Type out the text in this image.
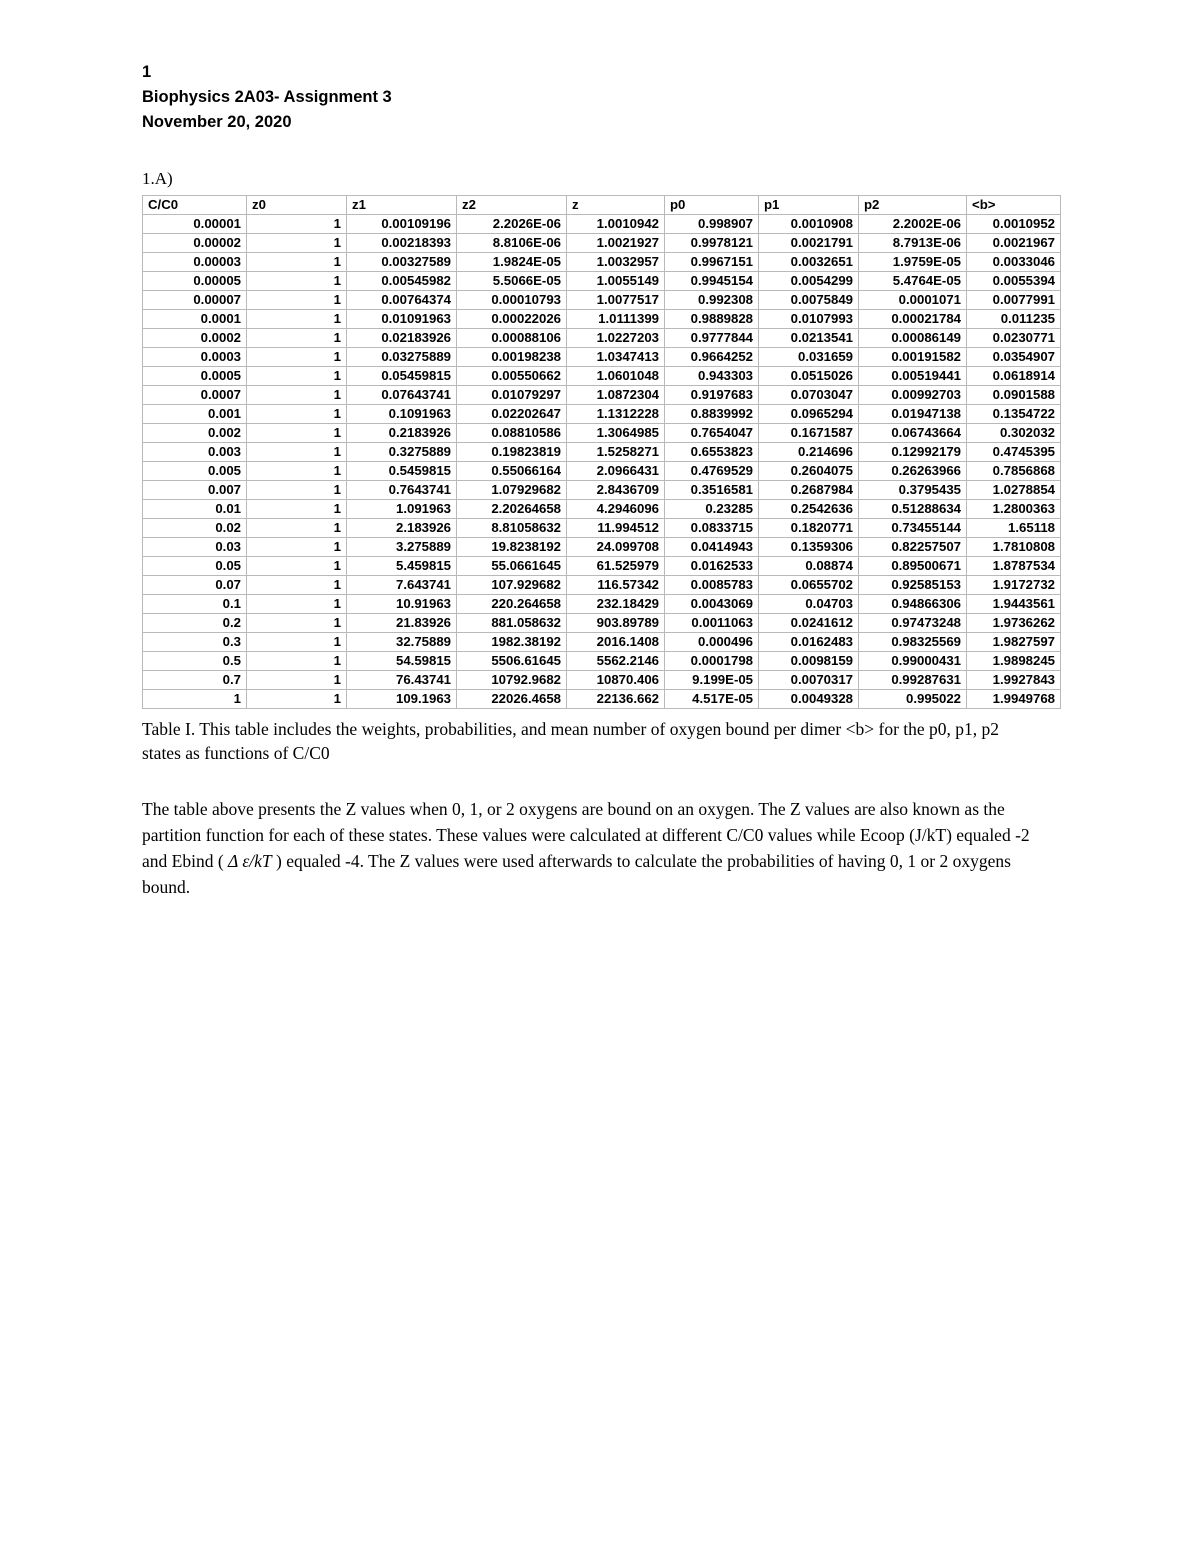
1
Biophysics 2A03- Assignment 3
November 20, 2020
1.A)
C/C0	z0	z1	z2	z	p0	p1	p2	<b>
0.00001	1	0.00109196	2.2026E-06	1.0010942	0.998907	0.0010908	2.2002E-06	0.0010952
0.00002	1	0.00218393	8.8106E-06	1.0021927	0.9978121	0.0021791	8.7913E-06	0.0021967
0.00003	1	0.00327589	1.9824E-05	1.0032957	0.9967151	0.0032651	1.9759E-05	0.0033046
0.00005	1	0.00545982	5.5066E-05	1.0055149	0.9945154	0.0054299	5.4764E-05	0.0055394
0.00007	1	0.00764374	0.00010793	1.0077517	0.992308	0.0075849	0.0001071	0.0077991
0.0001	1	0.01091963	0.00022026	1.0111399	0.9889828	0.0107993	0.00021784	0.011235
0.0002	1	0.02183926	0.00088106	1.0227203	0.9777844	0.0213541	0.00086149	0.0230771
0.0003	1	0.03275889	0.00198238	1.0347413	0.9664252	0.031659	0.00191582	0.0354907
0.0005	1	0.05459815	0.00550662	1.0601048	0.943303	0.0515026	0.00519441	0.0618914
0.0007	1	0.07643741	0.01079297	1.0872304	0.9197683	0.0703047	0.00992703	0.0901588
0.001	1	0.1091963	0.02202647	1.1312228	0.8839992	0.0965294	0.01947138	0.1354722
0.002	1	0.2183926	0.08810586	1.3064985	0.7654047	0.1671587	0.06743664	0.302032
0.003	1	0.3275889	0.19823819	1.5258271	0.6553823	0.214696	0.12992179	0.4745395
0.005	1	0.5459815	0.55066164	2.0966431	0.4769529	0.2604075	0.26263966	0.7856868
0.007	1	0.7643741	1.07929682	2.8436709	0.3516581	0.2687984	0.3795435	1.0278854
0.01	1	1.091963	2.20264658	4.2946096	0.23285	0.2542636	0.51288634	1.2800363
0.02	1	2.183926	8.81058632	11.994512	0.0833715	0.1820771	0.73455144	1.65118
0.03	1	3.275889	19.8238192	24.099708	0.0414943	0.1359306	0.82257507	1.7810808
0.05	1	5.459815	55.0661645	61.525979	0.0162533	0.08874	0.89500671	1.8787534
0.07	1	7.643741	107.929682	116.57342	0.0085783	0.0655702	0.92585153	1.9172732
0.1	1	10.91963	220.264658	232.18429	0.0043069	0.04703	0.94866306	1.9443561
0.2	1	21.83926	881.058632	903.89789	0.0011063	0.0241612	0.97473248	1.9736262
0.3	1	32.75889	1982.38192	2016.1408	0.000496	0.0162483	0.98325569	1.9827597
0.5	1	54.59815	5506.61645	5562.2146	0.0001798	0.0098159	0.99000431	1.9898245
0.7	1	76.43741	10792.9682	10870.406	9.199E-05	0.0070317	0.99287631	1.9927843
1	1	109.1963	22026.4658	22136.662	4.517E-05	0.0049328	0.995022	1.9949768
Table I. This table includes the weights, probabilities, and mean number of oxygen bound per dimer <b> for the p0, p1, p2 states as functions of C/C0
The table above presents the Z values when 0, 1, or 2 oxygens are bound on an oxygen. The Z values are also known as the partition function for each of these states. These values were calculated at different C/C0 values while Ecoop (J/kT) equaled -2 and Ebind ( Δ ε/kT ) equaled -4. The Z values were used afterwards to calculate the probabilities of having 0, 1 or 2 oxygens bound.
┄┄┄┄┄┄┄┄┄┄
*DESCRIPTION OF THE TASK*:
Reproduce the material above verbatim; omit every picture.

*WRITTEN RESPONSE*:
Type out the text in this image.
1
Biophysics 2A03- Assignment 3
November 20, 2020
1.A)
C/C0	z0	z1	z2	z	p0	p1	p2	<b>
0.00001	1	0.00109196	2.2026E-06	1.0010942	0.998907	0.0010908	2.2002E-06	0.0010952
0.00002	1	0.00218393	8.8106E-06	1.0021927	0.9978121	0.0021791	8.7913E-06	0.0021967
0.00003	1	0.00327589	1.9824E-05	1.0032957	0.9967151	0.0032651	1.9759E-05	0.0033046
0.00005	1	0.00545982	5.5066E-05	1.0055149	0.9945154	0.0054299	5.4764E-05	0.0055394
0.00007	1	0.00764374	0.00010793	1.0077517	0.992308	0.0075849	0.0001071	0.0077991
0.0001	1	0.01091963	0.00022026	1.0111399	0.9889828	0.0107993	0.00021784	0.011235
0.0002	1	0.02183926	0.00088106	1.0227203	0.9777844	0.0213541	0.00086149	0.0230771
0.0003	1	0.03275889	0.00198238	1.0347413	0.9664252	0.031659	0.00191582	0.0354907
0.0005	1	0.05459815	0.00550662	1.0601048	0.943303	0.0515026	0.00519441	0.0618914
0.0007	1	0.07643741	0.01079297	1.0872304	0.9197683	0.0703047	0.00992703	0.0901588
0.001	1	0.1091963	0.02202647	1.1312228	0.8839992	0.0965294	0.01947138	0.1354722
0.002	1	0.2183926	0.08810586	1.3064985	0.7654047	0.1671587	0.06743664	0.302032
0.003	1	0.3275889	0.19823819	1.5258271	0.6553823	0.214696	0.12992179	0.4745395
0.005	1	0.5459815	0.55066164	2.0966431	0.4769529	0.2604075	0.26263966	0.7856868
0.007	1	0.7643741	1.07929682	2.8436709	0.3516581	0.2687984	0.3795435	1.0278854
0.01	1	1.091963	2.20264658	4.2946096	0.23285	0.2542636	0.51288634	1.2800363
0.02	1	2.183926	8.81058632	11.994512	0.0833715	0.1820771	0.73455144	1.65118
0.03	1	3.275889	19.8238192	24.099708	0.0414943	0.1359306	0.82257507	1.7810808
0.05	1	5.459815	55.0661645	61.525979	0.0162533	0.08874	0.89500671	1.8787534
0.07	1	7.643741	107.929682	116.57342	0.0085783	0.0655702	0.92585153	1.9172732
0.1	1	10.91963	220.264658	232.18429	0.0043069	0.04703	0.94866306	1.9443561
0.2	1	21.83926	881.058632	903.89789	0.0011063	0.0241612	0.97473248	1.9736262
0.3	1	32.75889	1982.38192	2016.1408	0.000496	0.0162483	0.98325569	1.9827597
0.5	1	54.59815	5506.61645	5562.2146	0.0001798	0.0098159	0.99000431	1.9898245
0.7	1	76.43741	10792.9682	10870.406	9.199E-05	0.0070317	0.99287631	1.9927843
1	1	109.1963	22026.4658	22136.662	4.517E-05	0.0049328	0.995022	1.9949768
Table I. This table includes the weights, probabilities, and mean number of oxygen bound per dimer <b> for the p0, p1, p2 states as functions of C/C0
The table above presents the Z values when 0, 1, or 2 oxygens are bound on an oxygen. The Z values are also known as the partition function for each of these states. These values were calculated at different C/C0 values while Ecoop (J/kT) equaled -2 and Ebind ( Δ ε/kT ) equaled -4. The Z values were used afterwards to calculate the probabilities of having 0, 1 or 2 oxygens bound.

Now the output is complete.